**THE REQUEST:** Write out the full set of records exactly. Any pictures in them do not belong in the copy.

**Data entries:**

(begin)

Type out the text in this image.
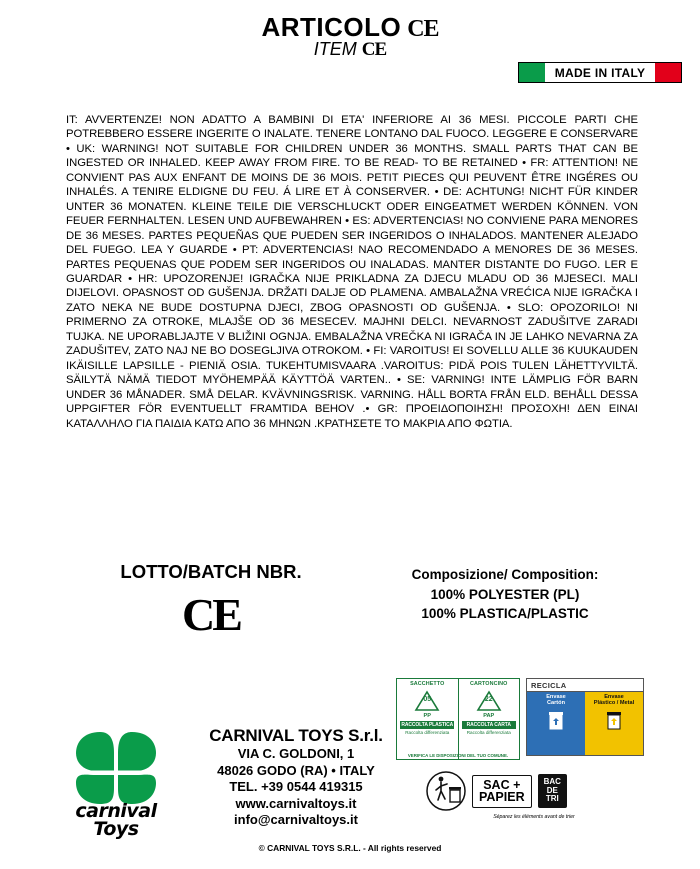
ARTICOLO CE
ITEM CE
MADE IN ITALY
IT: AVVERTENZE! NON ADATTO A BAMBINI DI ETA' INFERIORE AI 36 MESI. PICCOLE PARTI CHE POTREBBERO ESSERE INGERITE O INALATE. TENERE LONTANO DAL FUOCO. LEGGERE E CONSERVARE • UK: WARNING! NOT SUITABLE FOR CHILDREN UNDER 36 MONTHS. SMALL PARTS THAT CAN BE INGESTED OR INHALED. KEEP AWAY FROM FIRE. TO BE READ- TO BE RETAINED • FR: ATTENTION! NE CONVIENT PAS AUX ENFANT DE MOINS DE 36 MOIS. PETIT PIECES QUI PEUVENT ÊTRE INGÉRES OU INHALÉS. A TENIRE ELDIGNE DU FEU. Á LIRE ET À CONSERVER. • DE: ACHTUNG! NICHT FÜR KINDER UNTER 36 MONATEN. KLEINE TEILE DIE VERSCHLUCKT ODER EINGEATMET WERDEN KÖNNEN. VON FEUER FERNHALTEN. LESEN UND AUFBEWAHREN • ES: ADVERTENCIAS! NO CONVIENE PARA MENORES DE 36 MESES. PARTES PEQUEÑAS QUE PUEDEN SER INGERIDOS O INHALADOS. MANTENER ALEJADO DEL FUEGO. LEA Y GUARDE • PT: ADVERTENCIAS! NAO RECOMENDADO A MENORES DE 36 MESES. PARTES PEQUENAS QUE PODEM SER INGERIDOS OU INALADAS. MANTER DISTANTE DO FUGO. LER E GUARDAR • HR: UPOZORENJE! IGRAČKA NIJE PRIKLADNA ZA DJECU MLADU OD 36 MJESECI. MALI DIJELOVI. OPASNOST OD GUŠENJA. DRŽATI DALJE OD PLAMENA. AMBALAŽNA VREĆICA NIJE IGRAČKA I ZATO NEKA NE BUDE DOSTUPNA DJECI, ZBOG OPASNOSTI OD GUŠENJA. • SLO: OPOZORILO! NI PRIMERNO ZA OTROKE, MLAJŠE OD 36 MESECEV. MAJHNI DELCI. NEVARNOST ZADUŠITVE ZARADI TUJKA. NE UPORABLJAJTE V BLIŽINI OGNJA. EMBALAŽNA VREČKA NI IGRAČA IN JE LAHKO NEVARNA ZA ZADUŠITEV, ZATO NAJ NE BO DOSEGLJIVA OTROKOM. • FI: VAROITUS! EI SOVELLU ALLE 36 KUUKAUDEN IKÄISILLE LAPSILLE - PIENIÄ OSIA. TUKEHTUMISVAARA .VAROITUS: PIDÄ POIS TULEN LÄHETTYVILTÄ. SÄILYTÄ NÄMÄ TIEDOT MYÖHEMPÄÄ KÄYTTÖÄ VARTEN.. • SE: VARNING! INTE LÄMPLIG FÖR BARN UNDER 36 MÅNADER. SMÅ DELAR. KVÄVNINGSRISK. VARNING. HÅLL BORTA FRÅN ELD. BEHÅLL DESSA UPPGIFTER FÖR EVENTUELLT FRAMTIDA BEHOV .• GR: ΠΡΟΕΙΔΟΠΟΙΗΣΗ! ΠΡΟΣΟΧΗ! ΔΕΝ ΕΙΝΑΙ ΚΑΤΑΛΛΗΛΟ ΓΙΑ ΠΑΙΔΙΑ ΚΑΤΩ ΑΠΟ 36 ΜΗΝΩΝ .ΚΡΑΤΗΣΕΤΕ ΤΟ ΜΑΚΡΙΑ ΑΠΟ ΦΩΤΙΑ.
LOTTO/BATCH NBR.
CE
Composizione/ Composition:
100% POLYESTER (PL)
100% PLASTICA/PLASTIC
carnival
Toys
CARNIVAL TOYS S.r.l.
VIA C. GOLDONI, 1
48026 GODO (RA) • ITALY
TEL. +39 0544 419315
www.carnivaltoys.it
info@carnivaltoys.it
SACCHETTO
05
PP
RACCOLTA PLASTICA
Raccolta differenziata
CARTONCINO
22
PAP
RACCOLTA CARTA
Raccolta differenziata
VERIFICA LE DISPOSIZIONI DEL TUO COMUNE.
RECICLA
Envase
Cartón
Envase
Plástico / Metal
SAC +
PAPIER
BAC
DE
TRI
Séparez les éléments avant de trier
© CARNIVAL TOYS S.R.L. - All rights reserved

(end)

**REPLY:**
Type out the text in this image.
ARTICOLO CE
ITEM CE
MADE IN ITALY
IT: AVVERTENZE! NON ADATTO A BAMBINI DI ETA' INFERIORE AI 36 MESI. PICCOLE PARTI CHE POTREBBERO ESSERE INGERITE O INALATE. TENERE LONTANO DAL FUOCO. LEGGERE E CONSERVARE • UK: WARNING! NOT SUITABLE FOR CHILDREN UNDER 36 MONTHS. SMALL PARTS THAT CAN BE INGESTED OR INHALED. KEEP AWAY FROM FIRE. TO BE READ- TO BE RETAINED • FR: ATTENTION! NE CONVIENT PAS AUX ENFANT DE MOINS DE 36 MOIS. PETIT PIECES QUI PEUVENT ÊTRE INGÉRES OU INHALÉS. A TENIRE ELDIGNE DU FEU. Á LIRE ET À CONSERVER. • DE: ACHTUNG! NICHT FÜR KINDER UNTER 36 MONATEN. KLEINE TEILE DIE VERSCHLUCKT ODER EINGEATMET WERDEN KÖNNEN. VON FEUER FERNHALTEN. LESEN UND AUFBEWAHREN • ES: ADVERTENCIAS! NO CONVIENE PARA MENORES DE 36 MESES. PARTES PEQUEÑAS QUE PUEDEN SER INGERIDOS O INHALADOS. MANTENER ALEJADO DEL FUEGO. LEA Y GUARDE • PT: ADVERTENCIAS! NAO RECOMENDADO A MENORES DE 36 MESES. PARTES PEQUENAS QUE PODEM SER INGERIDOS OU INALADAS. MANTER DISTANTE DO FUGO. LER E GUARDAR • HR: UPOZORENJE! IGRAČKA NIJE PRIKLADNA ZA DJECU MLADU OD 36 MJESECI. MALI DIJELOVI. OPASNOST OD GUŠENJA. DRŽATI DALJE OD PLAMENA. AMBALAŽNA VREĆICA NIJE IGRAČKA I ZATO NEKA NE BUDE DOSTUPNA DJECI, ZBOG OPASNOSTI OD GUŠENJA. • SLO: OPOZORILO! NI PRIMERNO ZA OTROKE, MLAJŠE OD 36 MESECEV. MAJHNI DELCI. NEVARNOST ZADUŠITVE ZARADI TUJKA. NE UPORABLJAJTE V BLIŽINI OGNJA. EMBALAŽNA VREČKA NI IGRAČA IN JE LAHKO NEVARNA ZA ZADUŠITEV, ZATO NAJ NE BO DOSEGLJIVA OTROKOM. • FI: VAROITUS! EI SOVELLU ALLE 36 KUUKAUDEN IKÄISILLE LAPSILLE - PIENIÄ OSIA. TUKEHTUMISVAARA .VAROITUS: PIDÄ POIS TULEN LÄHETTYVILTÄ. SÄILYTÄ NÄMÄ TIEDOT MYÖHEMPÄÄ KÄYTTÖÄ VARTEN.. • SE: VARNING! INTE LÄMPLIG FÖR BARN UNDER 36 MÅNADER. SMÅ DELAR. KVÄVNINGSRISK. VARNING. HÅLL BORTA FRÅN ELD. BEHÅLL DESSA UPPGIFTER FÖR EVENTUELLT FRAMTIDA BEHOV .• GR: ΠΡΟΕΙΔΟΠΟΙΗΣΗ! ΠΡΟΣΟΧΗ! ΔΕΝ ΕΙΝΑΙ ΚΑΤΑΛΛΗΛΟ ΓΙΑ ΠΑΙΔΙΑ ΚΑΤΩ ΑΠΟ 36 ΜΗΝΩΝ .ΚΡΑΤΗΣΕΤΕ ΤΟ ΜΑΚΡΙΑ ΑΠΟ ΦΩΤΙΑ.
LOTTO/BATCH NBR.
CE
Composizione/ Composition:
100% POLYESTER (PL)
100% PLASTICA/PLASTIC
carnival
Toys
CARNIVAL TOYS S.r.l.
VIA C. GOLDONI, 1
48026 GODO (RA) • ITALY
TEL. +39 0544 419315
www.carnivaltoys.it
info@carnivaltoys.it
SACCHETTO
05
PP
RACCOLTA PLASTICA
Raccolta differenziata
CARTONCINO
22
PAP
RACCOLTA CARTA
Raccolta differenziata
VERIFICA LE DISPOSIZIONI DEL TUO COMUNE.
RECICLA
Envase
Cartón
Envase
Plástico / Metal
SAC +
PAPIER
BAC
DE
TRI
Séparez les éléments avant de trier
© CARNIVAL TOYS S.R.L. - All rights reserved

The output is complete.